# how to reverse a wicked backdraft in the morning



## nyny (Nov 11, 2014)

never happened before.  very windy today. opened up the door and ashes and smoke billowed out.   draft is always fine, chimney meets or exceeds all clearances.  tried cracking a door and got worse, children are hiding under their beds and covering their ears from the screaming.    can't reverse it, wondering what to do if there was a decent fire in there and all this happened.


----------



## spirilis (Nov 11, 2014)

Open a door much wider, open stove, point a heat source (heat gun, propane torch, heck even try a simple lighter) up the flue?  Then once you get any indication it's starting to reverse, light some newspaper and close the stove door?


----------



## pen (Nov 11, 2014)

With a decent fire, it would be rare for that to happen in a proper system.  

Is this a wood stove or a fireplace?  I don't see it in your signature so I don't know what you are working with.

How tall is the chimney?  What kind of chimney?  What's the diameter of the chimney liner?

I'll get a downdraft in my basement wood stove from time to time, and to get things going in the right direction, I put the hose on the outlet of the shop vac, turning it into a blower, and put the hose into the air intake on the back of the stove (you may or may not have this depending on the stove you are working with, if it's an insert or not, etc) and let it run for a minute or two, essentially pressuring the stove stove and getting the air moving up the chimney before I start a fire.


----------



## DougA (Nov 11, 2014)

I would assume that it's a very windy day and the wind is coming from a particular direction that is affected by your chimney location and roof design or even buildings close by.

You need to open a door or windows that will relieve the pressure on the downdraft because air will flow out of the house via the easiest route. You'll have to experiment to find which side of the house needs to have doors/windows opened.  Some may make it worse.  Side matters, opening all of them my not change anything.

It would seem that you house is terribly drafty.  Air will only flow in your chimney of there is more pressure outside the house than inside  To have less pressure inside, you must have a lot of leaks that allow air to infiltrate out, creating a vacuum inside. As I posted once before 'air sucks, it doesn't blow' The ultimate job is to fix the leaky house.

If you can't get a proper draft after all of that (and using very dry kindling), use another heat source for the day or until it is safe.


----------



## blades (Nov 11, 2014)

## Brief A
Update the entries from their first line through the line containing "series-line-c5 — [39, 30, 541, 217]", inclusive, so that "peak-marker-zro2" becomes "zro2-peak-marker" and nothing else changes.
The backdraft thread and the entries that follow it are unrelated.

## Entries provided
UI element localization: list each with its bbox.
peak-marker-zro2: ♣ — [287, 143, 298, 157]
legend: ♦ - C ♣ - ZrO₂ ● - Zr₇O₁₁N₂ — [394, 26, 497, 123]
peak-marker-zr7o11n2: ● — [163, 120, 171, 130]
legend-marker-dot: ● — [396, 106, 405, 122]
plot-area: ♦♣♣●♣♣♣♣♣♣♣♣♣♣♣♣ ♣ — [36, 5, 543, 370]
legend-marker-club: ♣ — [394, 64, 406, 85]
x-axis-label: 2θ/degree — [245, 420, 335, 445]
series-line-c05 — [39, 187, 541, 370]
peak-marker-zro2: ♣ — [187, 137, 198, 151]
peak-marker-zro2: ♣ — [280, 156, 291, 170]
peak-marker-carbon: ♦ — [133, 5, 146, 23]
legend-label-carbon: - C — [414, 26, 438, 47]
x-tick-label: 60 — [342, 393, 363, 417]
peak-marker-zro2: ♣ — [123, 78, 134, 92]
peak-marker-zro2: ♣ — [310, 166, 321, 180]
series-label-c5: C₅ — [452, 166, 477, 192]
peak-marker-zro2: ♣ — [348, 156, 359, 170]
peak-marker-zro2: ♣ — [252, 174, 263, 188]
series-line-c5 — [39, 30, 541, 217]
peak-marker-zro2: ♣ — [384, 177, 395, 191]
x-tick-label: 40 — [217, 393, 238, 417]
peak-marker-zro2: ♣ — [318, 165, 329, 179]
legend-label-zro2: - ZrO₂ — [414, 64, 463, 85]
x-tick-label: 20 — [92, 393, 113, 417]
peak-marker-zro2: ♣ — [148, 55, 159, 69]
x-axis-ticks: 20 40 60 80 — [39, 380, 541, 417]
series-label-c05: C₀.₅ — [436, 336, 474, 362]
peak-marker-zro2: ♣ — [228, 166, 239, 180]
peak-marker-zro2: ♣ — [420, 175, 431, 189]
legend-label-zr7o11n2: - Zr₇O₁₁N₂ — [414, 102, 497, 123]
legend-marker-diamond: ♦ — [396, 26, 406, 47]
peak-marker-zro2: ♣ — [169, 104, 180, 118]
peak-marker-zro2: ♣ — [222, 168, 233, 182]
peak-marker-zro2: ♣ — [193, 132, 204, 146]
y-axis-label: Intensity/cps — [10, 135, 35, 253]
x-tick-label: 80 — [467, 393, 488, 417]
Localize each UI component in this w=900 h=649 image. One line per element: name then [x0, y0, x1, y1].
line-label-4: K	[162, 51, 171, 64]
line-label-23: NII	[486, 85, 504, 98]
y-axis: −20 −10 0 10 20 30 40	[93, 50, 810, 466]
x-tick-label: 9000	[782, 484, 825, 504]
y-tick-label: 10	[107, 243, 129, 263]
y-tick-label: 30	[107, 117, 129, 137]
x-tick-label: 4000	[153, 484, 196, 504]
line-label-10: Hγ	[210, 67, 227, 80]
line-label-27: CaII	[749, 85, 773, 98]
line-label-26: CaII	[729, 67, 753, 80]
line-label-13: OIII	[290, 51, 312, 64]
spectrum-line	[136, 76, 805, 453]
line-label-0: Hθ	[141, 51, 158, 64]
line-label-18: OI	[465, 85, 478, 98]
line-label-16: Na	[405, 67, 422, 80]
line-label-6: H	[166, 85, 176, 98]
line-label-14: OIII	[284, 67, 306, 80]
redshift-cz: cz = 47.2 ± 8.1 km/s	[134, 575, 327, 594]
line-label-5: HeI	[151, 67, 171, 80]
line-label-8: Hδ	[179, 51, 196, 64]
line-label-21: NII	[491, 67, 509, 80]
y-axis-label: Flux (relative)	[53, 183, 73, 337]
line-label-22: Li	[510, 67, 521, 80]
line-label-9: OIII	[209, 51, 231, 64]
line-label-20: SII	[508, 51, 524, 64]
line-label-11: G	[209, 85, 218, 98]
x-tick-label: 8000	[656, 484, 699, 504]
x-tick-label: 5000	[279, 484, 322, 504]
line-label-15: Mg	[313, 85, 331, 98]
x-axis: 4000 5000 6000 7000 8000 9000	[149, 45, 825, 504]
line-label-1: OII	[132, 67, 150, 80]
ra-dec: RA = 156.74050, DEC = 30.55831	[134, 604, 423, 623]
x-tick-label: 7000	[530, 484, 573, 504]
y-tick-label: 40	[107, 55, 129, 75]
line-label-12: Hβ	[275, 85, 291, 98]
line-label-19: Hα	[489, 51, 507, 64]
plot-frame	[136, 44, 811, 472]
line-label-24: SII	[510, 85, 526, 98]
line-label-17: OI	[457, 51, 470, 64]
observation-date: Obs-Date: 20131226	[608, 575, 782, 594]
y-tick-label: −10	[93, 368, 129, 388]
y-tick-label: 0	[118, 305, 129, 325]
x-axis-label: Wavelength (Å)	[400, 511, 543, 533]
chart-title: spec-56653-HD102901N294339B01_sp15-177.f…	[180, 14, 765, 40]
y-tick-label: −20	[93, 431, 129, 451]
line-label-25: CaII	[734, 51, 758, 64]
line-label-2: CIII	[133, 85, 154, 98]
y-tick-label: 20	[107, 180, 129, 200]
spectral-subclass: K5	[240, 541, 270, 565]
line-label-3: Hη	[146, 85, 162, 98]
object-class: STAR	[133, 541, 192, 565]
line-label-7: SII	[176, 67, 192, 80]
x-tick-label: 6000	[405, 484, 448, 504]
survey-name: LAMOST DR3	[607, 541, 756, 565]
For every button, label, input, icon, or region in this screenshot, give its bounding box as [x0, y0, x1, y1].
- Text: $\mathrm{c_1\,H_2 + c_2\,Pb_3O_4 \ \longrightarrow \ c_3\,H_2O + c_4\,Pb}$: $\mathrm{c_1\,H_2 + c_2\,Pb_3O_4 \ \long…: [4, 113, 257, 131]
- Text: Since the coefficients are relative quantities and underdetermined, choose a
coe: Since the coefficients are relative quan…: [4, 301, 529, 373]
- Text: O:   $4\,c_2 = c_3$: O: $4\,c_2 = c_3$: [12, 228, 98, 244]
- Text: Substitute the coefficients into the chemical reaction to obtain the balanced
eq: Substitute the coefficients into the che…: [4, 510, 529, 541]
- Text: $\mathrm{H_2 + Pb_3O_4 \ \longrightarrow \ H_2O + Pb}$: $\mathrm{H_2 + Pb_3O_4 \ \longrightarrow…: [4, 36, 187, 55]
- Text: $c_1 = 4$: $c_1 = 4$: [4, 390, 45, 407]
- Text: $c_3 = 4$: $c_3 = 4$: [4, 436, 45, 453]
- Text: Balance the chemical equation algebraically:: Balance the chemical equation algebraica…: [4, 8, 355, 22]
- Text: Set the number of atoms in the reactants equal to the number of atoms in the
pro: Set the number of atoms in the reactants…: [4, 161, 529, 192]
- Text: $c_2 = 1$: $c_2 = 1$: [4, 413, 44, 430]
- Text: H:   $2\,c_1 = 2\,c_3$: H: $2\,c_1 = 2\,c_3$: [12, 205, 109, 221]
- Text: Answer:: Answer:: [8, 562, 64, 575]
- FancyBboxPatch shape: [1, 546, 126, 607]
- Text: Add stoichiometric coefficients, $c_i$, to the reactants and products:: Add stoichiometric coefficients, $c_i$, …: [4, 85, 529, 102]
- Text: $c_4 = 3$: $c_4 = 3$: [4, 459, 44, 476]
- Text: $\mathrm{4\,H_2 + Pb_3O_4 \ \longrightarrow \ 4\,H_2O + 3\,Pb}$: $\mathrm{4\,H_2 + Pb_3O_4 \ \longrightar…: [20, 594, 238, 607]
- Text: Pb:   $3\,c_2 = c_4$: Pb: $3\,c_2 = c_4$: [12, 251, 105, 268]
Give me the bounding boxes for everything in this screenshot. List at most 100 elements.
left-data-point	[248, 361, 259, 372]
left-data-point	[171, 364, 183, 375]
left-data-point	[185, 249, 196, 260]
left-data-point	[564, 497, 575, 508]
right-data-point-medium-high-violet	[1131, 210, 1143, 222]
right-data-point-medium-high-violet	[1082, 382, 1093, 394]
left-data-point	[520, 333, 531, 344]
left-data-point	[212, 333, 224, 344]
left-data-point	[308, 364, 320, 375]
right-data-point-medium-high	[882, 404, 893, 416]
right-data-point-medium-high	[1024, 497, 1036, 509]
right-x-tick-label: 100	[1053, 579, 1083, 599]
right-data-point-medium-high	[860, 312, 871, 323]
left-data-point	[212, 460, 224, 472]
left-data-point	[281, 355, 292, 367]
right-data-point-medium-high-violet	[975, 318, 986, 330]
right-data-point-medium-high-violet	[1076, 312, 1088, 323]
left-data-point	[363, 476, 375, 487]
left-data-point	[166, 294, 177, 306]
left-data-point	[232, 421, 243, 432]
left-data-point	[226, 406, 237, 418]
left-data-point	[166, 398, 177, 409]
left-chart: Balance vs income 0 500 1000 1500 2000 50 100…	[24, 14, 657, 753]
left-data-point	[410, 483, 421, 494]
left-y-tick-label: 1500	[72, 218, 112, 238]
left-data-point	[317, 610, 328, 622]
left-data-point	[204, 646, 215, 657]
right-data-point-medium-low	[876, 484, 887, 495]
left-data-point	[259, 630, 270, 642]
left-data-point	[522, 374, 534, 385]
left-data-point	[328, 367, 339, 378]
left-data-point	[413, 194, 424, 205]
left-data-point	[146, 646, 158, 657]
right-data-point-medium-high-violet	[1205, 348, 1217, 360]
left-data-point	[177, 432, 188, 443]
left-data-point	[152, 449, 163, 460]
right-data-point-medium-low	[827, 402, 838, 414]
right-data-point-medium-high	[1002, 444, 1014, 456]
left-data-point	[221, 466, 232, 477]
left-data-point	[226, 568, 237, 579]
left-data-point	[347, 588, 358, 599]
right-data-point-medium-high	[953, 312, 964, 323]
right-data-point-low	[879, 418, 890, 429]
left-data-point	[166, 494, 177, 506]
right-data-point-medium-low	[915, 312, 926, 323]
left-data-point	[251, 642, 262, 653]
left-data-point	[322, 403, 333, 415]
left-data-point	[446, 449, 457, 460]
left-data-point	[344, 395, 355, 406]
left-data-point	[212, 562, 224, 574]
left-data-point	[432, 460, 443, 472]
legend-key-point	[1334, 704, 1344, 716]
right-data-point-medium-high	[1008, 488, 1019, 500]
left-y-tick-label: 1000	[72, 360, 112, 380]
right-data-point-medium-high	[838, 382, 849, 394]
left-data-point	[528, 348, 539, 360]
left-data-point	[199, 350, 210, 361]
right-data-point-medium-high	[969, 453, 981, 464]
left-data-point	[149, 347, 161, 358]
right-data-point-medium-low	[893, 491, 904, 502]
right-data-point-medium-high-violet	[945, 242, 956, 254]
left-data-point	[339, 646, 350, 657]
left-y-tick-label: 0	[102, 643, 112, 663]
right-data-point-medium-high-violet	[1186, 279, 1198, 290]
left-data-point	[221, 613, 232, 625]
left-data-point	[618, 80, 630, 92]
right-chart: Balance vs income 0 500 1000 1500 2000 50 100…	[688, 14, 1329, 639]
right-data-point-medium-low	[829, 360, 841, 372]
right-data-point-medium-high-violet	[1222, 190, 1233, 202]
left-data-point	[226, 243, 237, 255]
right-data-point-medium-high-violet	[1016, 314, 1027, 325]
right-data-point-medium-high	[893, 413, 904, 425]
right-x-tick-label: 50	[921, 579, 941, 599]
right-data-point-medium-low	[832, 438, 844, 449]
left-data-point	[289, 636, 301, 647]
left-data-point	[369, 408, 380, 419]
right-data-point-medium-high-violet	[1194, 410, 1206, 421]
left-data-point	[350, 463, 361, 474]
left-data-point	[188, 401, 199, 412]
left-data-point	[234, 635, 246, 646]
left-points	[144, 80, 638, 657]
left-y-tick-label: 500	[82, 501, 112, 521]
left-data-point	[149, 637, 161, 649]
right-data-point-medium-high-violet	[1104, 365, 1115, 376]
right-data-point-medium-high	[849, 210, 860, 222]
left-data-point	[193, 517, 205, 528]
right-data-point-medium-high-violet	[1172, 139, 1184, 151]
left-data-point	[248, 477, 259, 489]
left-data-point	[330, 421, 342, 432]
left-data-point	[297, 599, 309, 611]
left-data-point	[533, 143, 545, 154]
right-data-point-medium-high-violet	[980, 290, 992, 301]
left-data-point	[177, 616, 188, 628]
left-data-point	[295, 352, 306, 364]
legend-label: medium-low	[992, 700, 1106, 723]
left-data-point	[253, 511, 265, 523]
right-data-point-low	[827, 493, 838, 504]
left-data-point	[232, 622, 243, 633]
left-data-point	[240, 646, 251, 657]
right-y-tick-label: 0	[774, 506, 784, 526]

## Brief B
Reproduce the passage of the backdraft thread between "never happened before." and "all this happened.", inclusive, word for word.

## Response A
UI element localization: list each with its bbox.
zro2-peak-marker: ♣ — [287, 143, 298, 157]
legend: ♦ - C ♣ - ZrO₂ ● - Zr₇O₁₁N₂ — [394, 26, 497, 123]
peak-marker-zr7o11n2: ● — [163, 120, 171, 130]
legend-marker-dot: ● — [396, 106, 405, 122]
plot-area: ♦♣♣●♣♣♣♣♣♣♣♣♣♣♣♣ ♣ — [36, 5, 543, 370]
legend-marker-club: ♣ — [394, 64, 406, 85]
x-axis-label: 2θ/degree — [245, 420, 335, 445]
series-line-c05 — [39, 187, 541, 370]
zro2-peak-marker: ♣ — [187, 137, 198, 151]
zro2-peak-marker: ♣ — [280, 156, 291, 170]
peak-marker-carbon: ♦ — [133, 5, 146, 23]
legend-label-carbon: - C — [414, 26, 438, 47]
x-tick-label: 60 — [342, 393, 363, 417]
zro2-peak-marker: ♣ — [123, 78, 134, 92]
zro2-peak-marker: ♣ — [310, 166, 321, 180]
series-label-c5: C₅ — [452, 166, 477, 192]
zro2-peak-marker: ♣ — [348, 156, 359, 170]
zro2-peak-marker: ♣ — [252, 174, 263, 188]
series-line-c5 — [39, 30, 541, 217]

## Response B
never happened before.  very windy today. opened up the door and ashes and smoke billowed out.   draft is always fine, chimney meets or exceeds all clearances.  tried cracking a door and got worse, children are hiding under their beds and covering their ears from the screaming.    can't reverse it, wondering what to do if there was a decent fire in there and all this happened.